Written request => Only the lines from the one containing "Output a JSON" to the end of the records belong in the output; print them exactly.

Data shown =>
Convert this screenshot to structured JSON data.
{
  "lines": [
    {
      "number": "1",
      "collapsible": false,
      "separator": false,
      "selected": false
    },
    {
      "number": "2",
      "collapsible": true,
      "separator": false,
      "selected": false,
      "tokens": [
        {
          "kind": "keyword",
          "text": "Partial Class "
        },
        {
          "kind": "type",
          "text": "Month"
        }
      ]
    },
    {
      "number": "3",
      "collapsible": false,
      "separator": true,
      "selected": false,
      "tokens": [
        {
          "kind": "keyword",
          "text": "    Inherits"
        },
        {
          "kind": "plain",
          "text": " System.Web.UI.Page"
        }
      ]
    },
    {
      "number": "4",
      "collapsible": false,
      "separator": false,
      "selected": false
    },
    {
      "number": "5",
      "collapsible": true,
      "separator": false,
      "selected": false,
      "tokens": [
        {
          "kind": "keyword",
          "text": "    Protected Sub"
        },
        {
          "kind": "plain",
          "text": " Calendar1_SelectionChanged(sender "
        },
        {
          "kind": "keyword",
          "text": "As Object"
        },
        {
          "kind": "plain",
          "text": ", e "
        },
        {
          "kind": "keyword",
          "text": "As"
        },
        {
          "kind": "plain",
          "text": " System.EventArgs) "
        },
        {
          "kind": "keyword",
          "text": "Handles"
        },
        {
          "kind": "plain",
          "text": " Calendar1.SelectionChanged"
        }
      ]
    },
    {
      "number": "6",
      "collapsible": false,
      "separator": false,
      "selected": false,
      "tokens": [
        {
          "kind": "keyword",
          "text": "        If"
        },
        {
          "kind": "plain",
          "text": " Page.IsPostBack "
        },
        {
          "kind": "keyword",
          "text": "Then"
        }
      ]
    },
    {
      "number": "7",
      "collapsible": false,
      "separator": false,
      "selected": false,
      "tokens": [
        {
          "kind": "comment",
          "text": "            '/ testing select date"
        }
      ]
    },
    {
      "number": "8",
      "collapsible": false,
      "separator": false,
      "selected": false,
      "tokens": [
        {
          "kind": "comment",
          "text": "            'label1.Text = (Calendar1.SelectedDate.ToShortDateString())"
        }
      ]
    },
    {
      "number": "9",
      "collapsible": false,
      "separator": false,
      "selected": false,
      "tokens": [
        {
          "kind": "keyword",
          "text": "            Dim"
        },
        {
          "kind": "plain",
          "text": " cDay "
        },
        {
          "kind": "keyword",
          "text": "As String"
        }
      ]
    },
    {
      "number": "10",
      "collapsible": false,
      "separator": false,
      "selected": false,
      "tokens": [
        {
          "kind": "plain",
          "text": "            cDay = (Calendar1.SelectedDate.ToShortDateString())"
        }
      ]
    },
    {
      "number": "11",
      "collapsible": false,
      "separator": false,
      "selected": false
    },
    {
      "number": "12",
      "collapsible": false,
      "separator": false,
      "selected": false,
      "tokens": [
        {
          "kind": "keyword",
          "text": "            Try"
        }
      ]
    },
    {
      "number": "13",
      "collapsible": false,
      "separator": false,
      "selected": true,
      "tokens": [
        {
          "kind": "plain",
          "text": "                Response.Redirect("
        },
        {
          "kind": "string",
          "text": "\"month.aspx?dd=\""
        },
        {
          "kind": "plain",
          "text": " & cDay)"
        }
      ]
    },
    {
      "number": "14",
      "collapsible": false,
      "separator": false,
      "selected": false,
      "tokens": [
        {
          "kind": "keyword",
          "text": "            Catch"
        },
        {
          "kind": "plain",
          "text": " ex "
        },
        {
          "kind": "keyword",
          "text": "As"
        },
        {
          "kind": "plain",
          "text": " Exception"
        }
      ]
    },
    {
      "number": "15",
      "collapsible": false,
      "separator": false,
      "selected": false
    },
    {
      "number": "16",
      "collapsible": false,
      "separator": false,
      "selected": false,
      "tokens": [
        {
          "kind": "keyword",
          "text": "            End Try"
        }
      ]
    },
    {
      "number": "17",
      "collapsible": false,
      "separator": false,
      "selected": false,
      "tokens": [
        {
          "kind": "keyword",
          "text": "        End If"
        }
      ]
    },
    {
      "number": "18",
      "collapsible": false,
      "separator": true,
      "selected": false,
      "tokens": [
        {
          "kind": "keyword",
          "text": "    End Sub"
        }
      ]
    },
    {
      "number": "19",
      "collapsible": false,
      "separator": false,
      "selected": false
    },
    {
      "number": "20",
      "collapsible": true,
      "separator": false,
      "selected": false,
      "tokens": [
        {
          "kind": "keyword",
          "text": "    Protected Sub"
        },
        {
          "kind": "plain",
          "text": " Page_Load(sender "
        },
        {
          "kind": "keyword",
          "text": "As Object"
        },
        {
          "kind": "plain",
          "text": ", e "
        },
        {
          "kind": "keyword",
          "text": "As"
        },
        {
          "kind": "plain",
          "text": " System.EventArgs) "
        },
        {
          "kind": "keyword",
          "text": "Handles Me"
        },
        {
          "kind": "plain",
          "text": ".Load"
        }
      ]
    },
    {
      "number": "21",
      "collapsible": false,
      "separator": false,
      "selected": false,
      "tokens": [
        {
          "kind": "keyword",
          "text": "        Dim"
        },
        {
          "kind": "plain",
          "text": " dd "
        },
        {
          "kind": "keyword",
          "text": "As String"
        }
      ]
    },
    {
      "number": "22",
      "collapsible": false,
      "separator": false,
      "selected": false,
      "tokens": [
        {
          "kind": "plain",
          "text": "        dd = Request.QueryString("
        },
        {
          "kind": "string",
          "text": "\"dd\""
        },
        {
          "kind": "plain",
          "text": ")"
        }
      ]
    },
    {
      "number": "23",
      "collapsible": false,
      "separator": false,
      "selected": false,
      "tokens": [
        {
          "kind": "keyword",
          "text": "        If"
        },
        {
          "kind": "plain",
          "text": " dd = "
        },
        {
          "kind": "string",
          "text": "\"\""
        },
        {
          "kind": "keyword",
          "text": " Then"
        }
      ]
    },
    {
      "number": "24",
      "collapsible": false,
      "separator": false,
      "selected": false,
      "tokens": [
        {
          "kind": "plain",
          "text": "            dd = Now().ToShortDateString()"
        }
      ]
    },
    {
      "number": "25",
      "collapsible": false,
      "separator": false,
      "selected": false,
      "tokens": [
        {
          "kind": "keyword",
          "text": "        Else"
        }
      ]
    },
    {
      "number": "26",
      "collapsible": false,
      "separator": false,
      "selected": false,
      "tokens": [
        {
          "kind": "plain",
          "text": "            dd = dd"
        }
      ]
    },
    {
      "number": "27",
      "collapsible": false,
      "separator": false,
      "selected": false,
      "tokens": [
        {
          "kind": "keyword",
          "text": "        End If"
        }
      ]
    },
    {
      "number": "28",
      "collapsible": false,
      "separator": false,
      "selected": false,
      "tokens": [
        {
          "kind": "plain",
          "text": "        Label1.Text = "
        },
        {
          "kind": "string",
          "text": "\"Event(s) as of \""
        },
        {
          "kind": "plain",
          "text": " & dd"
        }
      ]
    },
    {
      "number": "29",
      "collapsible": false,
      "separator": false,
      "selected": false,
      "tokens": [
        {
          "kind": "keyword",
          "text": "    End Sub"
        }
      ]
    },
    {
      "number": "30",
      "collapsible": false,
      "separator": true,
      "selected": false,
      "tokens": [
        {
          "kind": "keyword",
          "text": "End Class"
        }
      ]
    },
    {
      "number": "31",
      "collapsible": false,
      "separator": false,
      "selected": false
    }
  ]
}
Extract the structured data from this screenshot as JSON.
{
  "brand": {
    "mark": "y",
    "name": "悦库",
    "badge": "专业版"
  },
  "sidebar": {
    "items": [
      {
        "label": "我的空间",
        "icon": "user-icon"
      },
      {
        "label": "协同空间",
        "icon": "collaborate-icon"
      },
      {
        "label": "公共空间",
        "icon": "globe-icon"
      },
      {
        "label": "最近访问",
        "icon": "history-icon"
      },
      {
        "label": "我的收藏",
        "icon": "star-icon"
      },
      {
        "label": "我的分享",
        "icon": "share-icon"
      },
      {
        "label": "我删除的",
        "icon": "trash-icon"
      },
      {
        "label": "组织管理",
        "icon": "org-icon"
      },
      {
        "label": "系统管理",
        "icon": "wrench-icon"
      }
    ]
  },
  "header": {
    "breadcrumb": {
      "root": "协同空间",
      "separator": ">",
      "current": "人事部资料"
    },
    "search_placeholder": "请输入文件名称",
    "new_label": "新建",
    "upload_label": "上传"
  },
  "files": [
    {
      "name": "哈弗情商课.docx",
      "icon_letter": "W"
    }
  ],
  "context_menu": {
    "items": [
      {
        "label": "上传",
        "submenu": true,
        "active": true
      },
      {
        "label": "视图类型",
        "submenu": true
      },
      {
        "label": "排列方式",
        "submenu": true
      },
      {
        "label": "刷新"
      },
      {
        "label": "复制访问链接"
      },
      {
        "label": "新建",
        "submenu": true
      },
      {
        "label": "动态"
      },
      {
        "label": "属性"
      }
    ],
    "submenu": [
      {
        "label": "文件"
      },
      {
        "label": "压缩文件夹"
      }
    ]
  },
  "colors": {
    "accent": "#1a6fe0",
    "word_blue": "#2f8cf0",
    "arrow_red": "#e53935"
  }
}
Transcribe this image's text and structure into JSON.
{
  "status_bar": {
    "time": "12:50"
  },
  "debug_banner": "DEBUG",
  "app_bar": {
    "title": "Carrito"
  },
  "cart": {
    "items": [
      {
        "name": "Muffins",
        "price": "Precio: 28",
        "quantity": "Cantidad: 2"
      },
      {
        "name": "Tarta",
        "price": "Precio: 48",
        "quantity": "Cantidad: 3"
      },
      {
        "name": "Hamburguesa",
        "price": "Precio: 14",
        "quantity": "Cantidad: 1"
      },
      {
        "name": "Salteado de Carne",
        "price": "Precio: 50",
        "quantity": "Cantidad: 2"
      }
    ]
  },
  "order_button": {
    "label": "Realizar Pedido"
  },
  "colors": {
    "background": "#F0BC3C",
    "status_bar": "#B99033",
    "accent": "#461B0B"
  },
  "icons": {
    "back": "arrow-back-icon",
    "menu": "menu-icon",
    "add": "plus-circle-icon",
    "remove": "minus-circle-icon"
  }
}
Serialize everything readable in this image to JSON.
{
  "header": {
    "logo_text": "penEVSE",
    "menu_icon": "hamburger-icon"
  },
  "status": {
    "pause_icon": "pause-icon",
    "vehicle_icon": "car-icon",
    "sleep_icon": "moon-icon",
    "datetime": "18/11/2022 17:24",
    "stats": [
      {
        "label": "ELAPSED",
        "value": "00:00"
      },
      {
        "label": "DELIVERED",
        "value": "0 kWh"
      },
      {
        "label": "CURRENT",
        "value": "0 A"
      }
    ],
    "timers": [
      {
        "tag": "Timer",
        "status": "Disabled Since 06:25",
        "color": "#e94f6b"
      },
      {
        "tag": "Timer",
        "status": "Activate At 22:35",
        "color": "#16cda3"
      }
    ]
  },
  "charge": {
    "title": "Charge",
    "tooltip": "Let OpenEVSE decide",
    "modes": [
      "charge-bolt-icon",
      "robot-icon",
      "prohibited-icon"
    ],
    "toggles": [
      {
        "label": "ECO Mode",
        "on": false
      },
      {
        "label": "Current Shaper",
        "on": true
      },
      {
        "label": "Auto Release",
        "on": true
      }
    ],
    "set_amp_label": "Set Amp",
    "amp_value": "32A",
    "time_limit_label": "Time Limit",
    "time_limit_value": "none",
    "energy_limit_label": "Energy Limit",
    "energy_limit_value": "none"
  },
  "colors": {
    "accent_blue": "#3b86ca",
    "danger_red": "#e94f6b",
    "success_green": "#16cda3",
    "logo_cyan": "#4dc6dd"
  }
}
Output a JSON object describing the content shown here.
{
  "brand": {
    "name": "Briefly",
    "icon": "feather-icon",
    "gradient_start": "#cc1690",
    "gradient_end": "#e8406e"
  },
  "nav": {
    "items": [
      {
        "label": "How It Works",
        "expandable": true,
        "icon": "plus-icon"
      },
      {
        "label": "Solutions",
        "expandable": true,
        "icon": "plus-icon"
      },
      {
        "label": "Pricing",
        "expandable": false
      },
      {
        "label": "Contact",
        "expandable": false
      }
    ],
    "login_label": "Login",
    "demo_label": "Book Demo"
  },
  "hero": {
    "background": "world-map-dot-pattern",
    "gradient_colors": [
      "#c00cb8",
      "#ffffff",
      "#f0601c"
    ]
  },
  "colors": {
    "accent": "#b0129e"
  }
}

Task answer =>
Output a JSON object describing the content shown here.
{
  "brand": {
    "name": "Briefly",
    "icon": "feather-icon",
    "gradient_start": "#cc1690",
    "gradient_end": "#e8406e"
  },
  "nav": {
    "items": [
      {
        "label": "How It Works",
        "expandable": true,
        "icon": "plus-icon"
      },
      {
        "label": "Solutions",
        "expandable": true,
        "icon": "plus-icon"
      },
      {
        "label": "Pricing",
        "expandable": false
      },
      {
        "label": "Contact",
        "expandable": false
      }
    ],
    "login_label": "Login",
    "demo_label": "Book Demo"
  },
  "hero": {
    "background": "world-map-dot-pattern",
    "gradient_colors": [
      "#c00cb8",
      "#ffffff",
      "#f0601c"
    ]
  },
  "colors": {
    "accent": "#b0129e"
  }
}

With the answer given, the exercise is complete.